(Rows from a figure dataset)

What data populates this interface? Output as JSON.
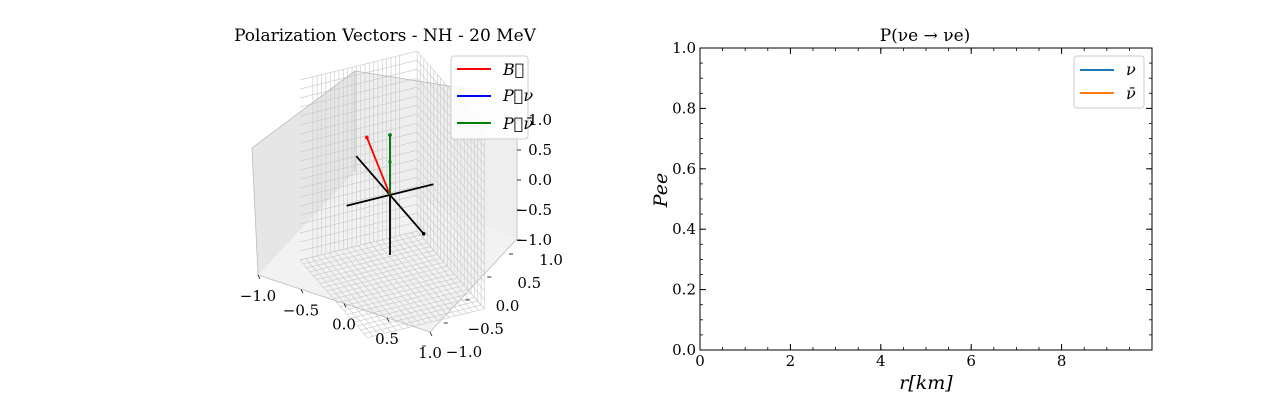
{
  "colors": {
    "B": "#ff0000",
    "P_nu": "#0000ff",
    "P_nubar": "#008000",
    "axes_cross": "#000000",
    "nu_line": "#1f77b4",
    "nubar_line": "#ff7f0e",
    "pane_left": "#e6e6e6",
    "pane_right": "#eeeeee",
    "pane_floor": "#f2f2f2",
    "grid": "#c8c8c8"
  },
  "chart_data": [
    {
      "type": "line3d",
      "title": "Polarization Vectors - NH - 20 MeV",
      "legend": {
        "placement": "top-right",
        "entries": [
          {
            "key": "B",
            "label": "B⃗",
            "color": "#ff0000"
          },
          {
            "key": "P_nu",
            "label": "P⃗ν",
            "color": "#0000ff"
          },
          {
            "key": "P_nubar",
            "label": "P⃗ν̄",
            "color": "#008000"
          }
        ]
      },
      "xlim": [
        -1.0,
        1.0
      ],
      "ylim": [
        -1.0,
        1.0
      ],
      "zlim": [
        -1.0,
        1.0
      ],
      "x_ticks": [
        "−1.0",
        "−0.5",
        "0.0",
        "0.5",
        "1.0"
      ],
      "y_ticks": [
        "−1.0",
        "−0.5",
        "0.0",
        "0.5",
        "1.0"
      ],
      "z_ticks": [
        "−1.0",
        "−0.5",
        "0.0",
        "0.5",
        "1.0"
      ],
      "grid": true,
      "vectors": [
        {
          "key": "B",
          "from": [
            0,
            0,
            0
          ],
          "to": [
            -0.3,
            -0.3,
            0.82
          ]
        },
        {
          "key": "P_nu",
          "from": [
            0,
            0,
            0
          ],
          "to": [
            0.0,
            0.0,
            1.0
          ]
        },
        {
          "key": "P_nubar",
          "from": [
            0,
            0,
            0
          ],
          "to": [
            0.0,
            0.0,
            1.0
          ]
        }
      ],
      "axis_cross": [
        {
          "from": [
            -1,
            0,
            0
          ],
          "to": [
            1,
            0,
            0
          ]
        },
        {
          "from": [
            0,
            -1,
            0
          ],
          "to": [
            0,
            1,
            0
          ]
        },
        {
          "from": [
            0,
            0,
            -1
          ],
          "to": [
            0,
            0,
            0
          ]
        }
      ]
    },
    {
      "type": "line",
      "title": "P(νe → νe)",
      "xlabel": "r[km]",
      "ylabel": "Pee",
      "xlim": [
        0,
        10
      ],
      "ylim": [
        0.0,
        1.0
      ],
      "x_ticks": [
        "0",
        "2",
        "4",
        "6",
        "8"
      ],
      "y_ticks": [
        "0.0",
        "0.2",
        "0.4",
        "0.6",
        "0.8",
        "1.0"
      ],
      "grid": false,
      "legend": {
        "placement": "top-right",
        "entries": [
          {
            "label": "ν",
            "color": "#1f77b4"
          },
          {
            "label": "ν̄",
            "color": "#ff7f0e"
          }
        ]
      },
      "series": [
        {
          "name": "ν",
          "x": [],
          "y": []
        },
        {
          "name": "ν̄",
          "x": [],
          "y": []
        }
      ]
    }
  ]
}
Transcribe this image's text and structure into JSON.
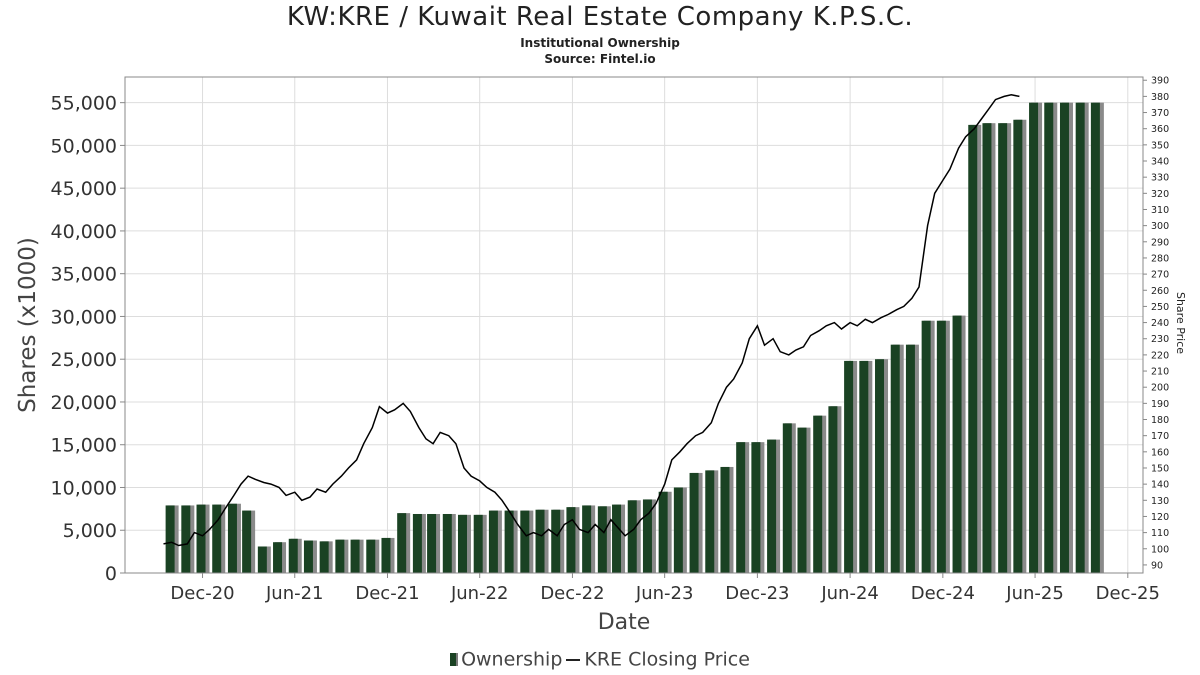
{
  "title": "KW:KRE / Kuwait Real Estate Company K.P.S.C.",
  "subtitle1": "Institutional Ownership",
  "subtitle2": "Source: Fintel.io",
  "legend": {
    "ownership": "Ownership",
    "price": "KRE Closing Price"
  },
  "colors": {
    "bar": "#1a4223",
    "bar_shadow": "#8a8a8a",
    "line": "#000000",
    "grid": "#dddddd"
  },
  "chart_data": {
    "type": "bar",
    "xlabel": "Date",
    "ylabel": "Shares (x1000)",
    "y2label": "Share Price",
    "ylim": [
      0,
      58000
    ],
    "y2lim": [
      85,
      392
    ],
    "yticks": [
      0,
      5000,
      10000,
      15000,
      20000,
      25000,
      30000,
      35000,
      40000,
      45000,
      50000,
      55000
    ],
    "yticklabels": [
      "0",
      "5,000",
      "10,000",
      "15,000",
      "20,000",
      "25,000",
      "30,000",
      "35,000",
      "40,000",
      "45,000",
      "50,000",
      "55,000"
    ],
    "y2ticks": [
      90,
      100,
      110,
      120,
      130,
      140,
      150,
      160,
      170,
      180,
      190,
      200,
      210,
      220,
      230,
      240,
      250,
      260,
      270,
      280,
      290,
      300,
      310,
      320,
      330,
      340,
      350,
      360,
      370,
      380,
      390
    ],
    "xlim": [
      "2020-07-01",
      "2025-12-31"
    ],
    "xticks": [
      "2020-12-01",
      "2021-06-01",
      "2021-12-01",
      "2022-06-01",
      "2022-12-01",
      "2023-06-01",
      "2023-12-01",
      "2024-06-01",
      "2024-12-01",
      "2025-06-01",
      "2025-12-01"
    ],
    "xticklabels": [
      "Dec-20",
      "Jun-21",
      "Dec-21",
      "Jun-22",
      "Dec-22",
      "Jun-23",
      "Dec-23",
      "Jun-24",
      "Dec-24",
      "Jun-25",
      "Dec-25"
    ],
    "grid": true,
    "legend_position": "bottom",
    "series": [
      {
        "name": "Ownership",
        "type": "bar",
        "axis": "left",
        "x": [
          "2020-09-30",
          "2020-10-31",
          "2020-11-30",
          "2020-12-31",
          "2021-01-31",
          "2021-02-28",
          "2021-03-31",
          "2021-04-30",
          "2021-05-31",
          "2021-06-30",
          "2021-07-31",
          "2021-08-31",
          "2021-09-30",
          "2021-10-31",
          "2021-11-30",
          "2021-12-31",
          "2022-01-31",
          "2022-02-28",
          "2022-03-31",
          "2022-04-30",
          "2022-05-31",
          "2022-06-30",
          "2022-07-31",
          "2022-08-31",
          "2022-09-30",
          "2022-10-31",
          "2022-11-30",
          "2022-12-31",
          "2023-01-31",
          "2023-02-28",
          "2023-03-31",
          "2023-04-30",
          "2023-05-31",
          "2023-06-30",
          "2023-07-31",
          "2023-08-31",
          "2023-09-30",
          "2023-10-31",
          "2023-11-30",
          "2023-12-31",
          "2024-01-31",
          "2024-02-29",
          "2024-03-31",
          "2024-04-30",
          "2024-05-31",
          "2024-06-30",
          "2024-07-31",
          "2024-08-31",
          "2024-09-30",
          "2024-10-31",
          "2024-11-30",
          "2024-12-31",
          "2025-01-31",
          "2025-02-28",
          "2025-03-31",
          "2025-04-30",
          "2025-05-31",
          "2025-06-30",
          "2025-07-31",
          "2025-08-31",
          "2025-09-30"
        ],
        "values": [
          7900,
          7900,
          8000,
          8000,
          8100,
          7300,
          3100,
          3600,
          4000,
          3800,
          3700,
          3900,
          3900,
          3900,
          4100,
          7000,
          6900,
          6900,
          6900,
          6800,
          6800,
          7300,
          7300,
          7300,
          7400,
          7400,
          7700,
          7900,
          7800,
          8000,
          8500,
          8600,
          9500,
          10000,
          11700,
          12000,
          12400,
          15300,
          15300,
          15600,
          17500,
          17000,
          18400,
          19500,
          24800,
          24800,
          25000,
          26700,
          26700,
          29500,
          29500,
          30100,
          52400,
          52600,
          52600,
          53000,
          55000,
          55000,
          55000,
          55000,
          55000
        ]
      },
      {
        "name": "KRE Closing Price",
        "type": "line",
        "axis": "right",
        "x": [
          "2020-09-15",
          "2020-10-01",
          "2020-10-15",
          "2020-11-01",
          "2020-11-15",
          "2020-12-01",
          "2020-12-15",
          "2021-01-01",
          "2021-01-15",
          "2021-02-01",
          "2021-02-15",
          "2021-03-01",
          "2021-03-15",
          "2021-04-01",
          "2021-04-15",
          "2021-05-01",
          "2021-05-15",
          "2021-06-01",
          "2021-06-15",
          "2021-07-01",
          "2021-07-15",
          "2021-08-01",
          "2021-08-15",
          "2021-09-01",
          "2021-09-15",
          "2021-10-01",
          "2021-10-15",
          "2021-11-01",
          "2021-11-15",
          "2021-12-01",
          "2021-12-15",
          "2022-01-01",
          "2022-01-15",
          "2022-02-01",
          "2022-02-15",
          "2022-03-01",
          "2022-03-15",
          "2022-04-01",
          "2022-04-15",
          "2022-05-01",
          "2022-05-15",
          "2022-06-01",
          "2022-06-15",
          "2022-07-01",
          "2022-07-15",
          "2022-08-01",
          "2022-08-15",
          "2022-09-01",
          "2022-09-15",
          "2022-10-01",
          "2022-10-15",
          "2022-11-01",
          "2022-11-15",
          "2022-12-01",
          "2022-12-15",
          "2023-01-01",
          "2023-01-15",
          "2023-02-01",
          "2023-02-15",
          "2023-03-01",
          "2023-03-15",
          "2023-04-01",
          "2023-04-15",
          "2023-05-01",
          "2023-05-15",
          "2023-06-01",
          "2023-06-15",
          "2023-07-01",
          "2023-07-15",
          "2023-08-01",
          "2023-08-15",
          "2023-09-01",
          "2023-09-15",
          "2023-10-01",
          "2023-10-15",
          "2023-11-01",
          "2023-11-15",
          "2023-12-01",
          "2023-12-15",
          "2024-01-01",
          "2024-01-15",
          "2024-02-01",
          "2024-02-15",
          "2024-03-01",
          "2024-03-15",
          "2024-04-01",
          "2024-04-15",
          "2024-05-01",
          "2024-05-15",
          "2024-06-01",
          "2024-06-15",
          "2024-07-01",
          "2024-07-15",
          "2024-08-01",
          "2024-08-15",
          "2024-09-01",
          "2024-09-15",
          "2024-10-01",
          "2024-10-15",
          "2024-11-01",
          "2024-11-15",
          "2024-12-01",
          "2024-12-15",
          "2025-01-01",
          "2025-01-15",
          "2025-02-01",
          "2025-02-15",
          "2025-03-01",
          "2025-03-15",
          "2025-04-01",
          "2025-04-15",
          "2025-05-01"
        ],
        "values": [
          103,
          104,
          102,
          103,
          110,
          108,
          112,
          118,
          125,
          133,
          140,
          145,
          143,
          141,
          140,
          138,
          133,
          135,
          130,
          132,
          137,
          135,
          140,
          145,
          150,
          155,
          165,
          175,
          188,
          184,
          186,
          190,
          185,
          175,
          168,
          165,
          172,
          170,
          165,
          150,
          145,
          142,
          138,
          135,
          130,
          122,
          115,
          108,
          110,
          108,
          112,
          108,
          115,
          118,
          112,
          110,
          115,
          110,
          118,
          113,
          108,
          112,
          118,
          122,
          128,
          140,
          155,
          160,
          165,
          170,
          172,
          178,
          190,
          200,
          205,
          215,
          230,
          238,
          226,
          230,
          222,
          220,
          223,
          225,
          232,
          235,
          238,
          240,
          236,
          240,
          238,
          242,
          240,
          243,
          245,
          248,
          250,
          255,
          262,
          300,
          320,
          328,
          335,
          348,
          355,
          360,
          366,
          372,
          378,
          380,
          381,
          380
        ]
      }
    ]
  }
}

[WHAT TO WORK ON]:
Copy down every line of the material above that includes the string "Closing".

[TASK RESPONSE]:
    "price": "KRE Closing Price"
        "name": "KRE Closing Price",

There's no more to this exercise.